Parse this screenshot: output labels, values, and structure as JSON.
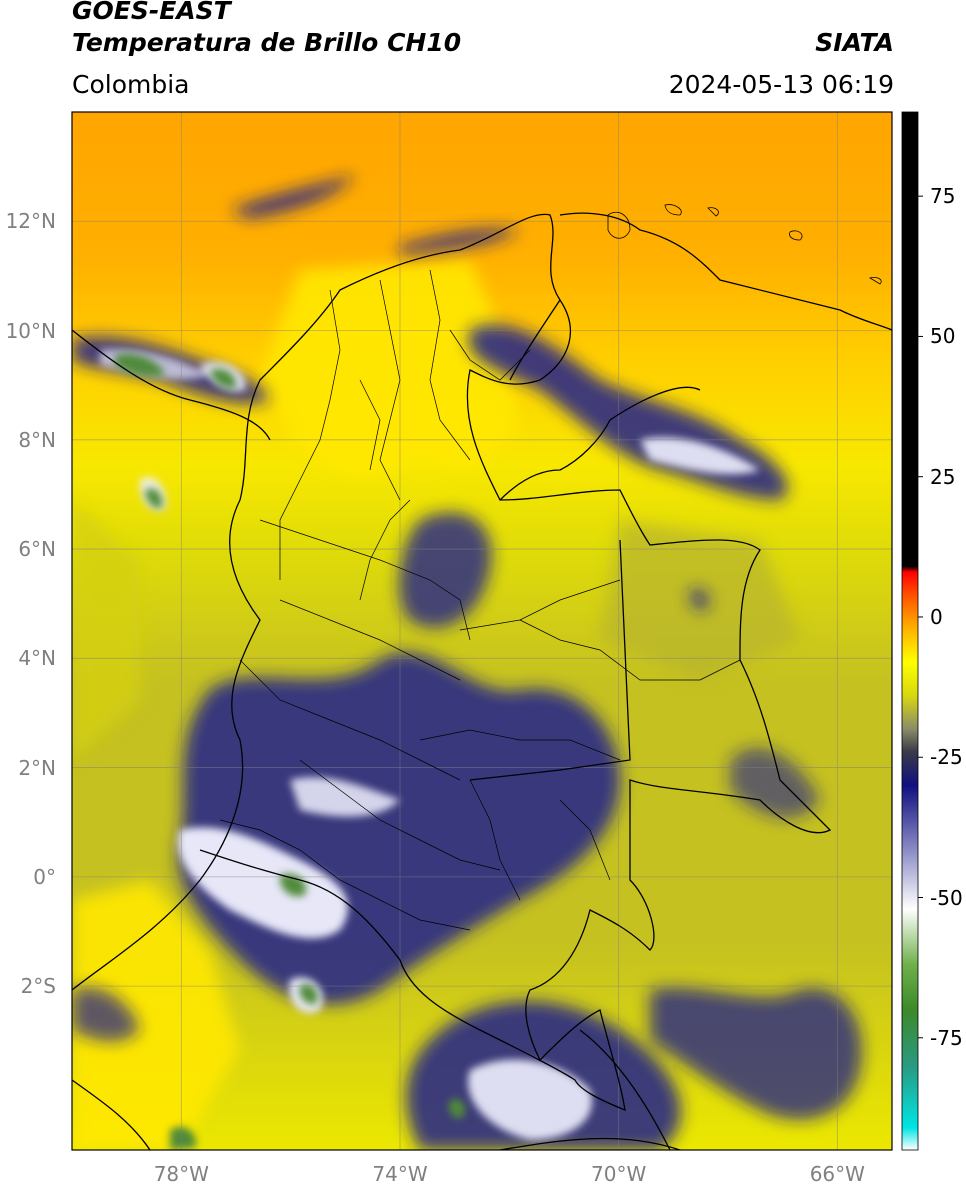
{
  "header": {
    "satellite": "GOES-EAST",
    "product": "Temperatura de Brillo CH10",
    "region": "Colombia",
    "institution": "SIATA",
    "datetime": "2024-05-13 06:19"
  },
  "map": {
    "lon_range": [
      -80,
      -65
    ],
    "lat_range": [
      -5,
      14
    ],
    "lat_ticks": [
      {
        "value": 12,
        "label": "12°N"
      },
      {
        "value": 10,
        "label": "10°N"
      },
      {
        "value": 8,
        "label": "8°N"
      },
      {
        "value": 6,
        "label": "6°N"
      },
      {
        "value": 4,
        "label": "4°N"
      },
      {
        "value": 2,
        "label": "2°N"
      },
      {
        "value": 0,
        "label": "0°"
      },
      {
        "value": -2,
        "label": "2°S"
      }
    ],
    "lon_ticks": [
      {
        "value": -78,
        "label": "78°W"
      },
      {
        "value": -74,
        "label": "74°W"
      },
      {
        "value": -70,
        "label": "70°W"
      },
      {
        "value": -66,
        "label": "66°W"
      }
    ],
    "grid": true
  },
  "colorbar": {
    "range": [
      -95,
      90
    ],
    "ticks": [
      {
        "value": 75,
        "label": "75"
      },
      {
        "value": 50,
        "label": "50"
      },
      {
        "value": 25,
        "label": "25"
      },
      {
        "value": 0,
        "label": "0"
      },
      {
        "value": -25,
        "label": "-25"
      },
      {
        "value": -50,
        "label": "-50"
      },
      {
        "value": -75,
        "label": "-75"
      }
    ],
    "stops": [
      {
        "value": -95,
        "color": "#ffffff"
      },
      {
        "value": -91,
        "color": "#00e5e5"
      },
      {
        "value": -80,
        "color": "#2a9a80"
      },
      {
        "value": -70,
        "color": "#3c8a2a"
      },
      {
        "value": -62,
        "color": "#6fb04a"
      },
      {
        "value": -52,
        "color": "#ffffff"
      },
      {
        "value": -42,
        "color": "#9090c8"
      },
      {
        "value": -30,
        "color": "#101080"
      },
      {
        "value": -24,
        "color": "#3a3a48"
      },
      {
        "value": -20,
        "color": "#8a8a6a"
      },
      {
        "value": -14,
        "color": "#d8d810"
      },
      {
        "value": -8,
        "color": "#ffff00"
      },
      {
        "value": -2,
        "color": "#ffb000"
      },
      {
        "value": 4,
        "color": "#ff5000"
      },
      {
        "value": 8,
        "color": "#ff0000"
      },
      {
        "value": 9,
        "color": "#000000"
      },
      {
        "value": 90,
        "color": "#000000"
      }
    ]
  },
  "colors": {
    "sea": "#ffa500",
    "dry_air": "#ffe800",
    "land_mid": "#c5c121",
    "cloud_blue": "#1e1e8c",
    "cloud_white": "#f0f0ff",
    "cloud_green": "#4f8a3a",
    "border": "#000000",
    "grid": "#808080"
  }
}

============================================================

■ What you need to do
Retype every entry verbatim and exclude the pictures from the copy.

■ Task result
Parse this screenshot: output labels, values, and structure as JSON.
{
  "header": {
    "satellite": "GOES-EAST",
    "product": "Temperatura de Brillo CH10",
    "region": "Colombia",
    "institution": "SIATA",
    "datetime": "2024-05-13 06:19"
  },
  "map": {
    "lon_range": [
      -80,
      -65
    ],
    "lat_range": [
      -5,
      14
    ],
    "lat_ticks": [
      {
        "value": 12,
        "label": "12°N"
      },
      {
        "value": 10,
        "label": "10°N"
      },
      {
        "value": 8,
        "label": "8°N"
      },
      {
        "value": 6,
        "label": "6°N"
      },
      {
        "value": 4,
        "label": "4°N"
      },
      {
        "value": 2,
        "label": "2°N"
      },
      {
        "value": 0,
        "label": "0°"
      },
      {
        "value": -2,
        "label": "2°S"
      }
    ],
    "lon_ticks": [
      {
        "value": -78,
        "label": "78°W"
      },
      {
        "value": -74,
        "label": "74°W"
      },
      {
        "value": -70,
        "label": "70°W"
      },
      {
        "value": -66,
        "label": "66°W"
      }
    ],
    "grid": true
  },
  "colorbar": {
    "range": [
      -95,
      90
    ],
    "ticks": [
      {
        "value": 75,
        "label": "75"
      },
      {
        "value": 50,
        "label": "50"
      },
      {
        "value": 25,
        "label": "25"
      },
      {
        "value": 0,
        "label": "0"
      },
      {
        "value": -25,
        "label": "-25"
      },
      {
        "value": -50,
        "label": "-50"
      },
      {
        "value": -75,
        "label": "-75"
      }
    ],
    "stops": [
      {
        "value": -95,
        "color": "#ffffff"
      },
      {
        "value": -91,
        "color": "#00e5e5"
      },
      {
        "value": -80,
        "color": "#2a9a80"
      },
      {
        "value": -70,
        "color": "#3c8a2a"
      },
      {
        "value": -62,
        "color": "#6fb04a"
      },
      {
        "value": -52,
        "color": "#ffffff"
      },
      {
        "value": -42,
        "color": "#9090c8"
      },
      {
        "value": -30,
        "color": "#101080"
      },
      {
        "value": -24,
        "color": "#3a3a48"
      },
      {
        "value": -20,
        "color": "#8a8a6a"
      },
      {
        "value": -14,
        "color": "#d8d810"
      },
      {
        "value": -8,
        "color": "#ffff00"
      },
      {
        "value": -2,
        "color": "#ffb000"
      },
      {
        "value": 4,
        "color": "#ff5000"
      },
      {
        "value": 8,
        "color": "#ff0000"
      },
      {
        "value": 9,
        "color": "#000000"
      },
      {
        "value": 90,
        "color": "#000000"
      }
    ]
  },
  "colors": {
    "sea": "#ffa500",
    "dry_air": "#ffe800",
    "land_mid": "#c5c121",
    "cloud_blue": "#1e1e8c",
    "cloud_white": "#f0f0ff",
    "cloud_green": "#4f8a3a",
    "border": "#000000",
    "grid": "#808080"
  }
}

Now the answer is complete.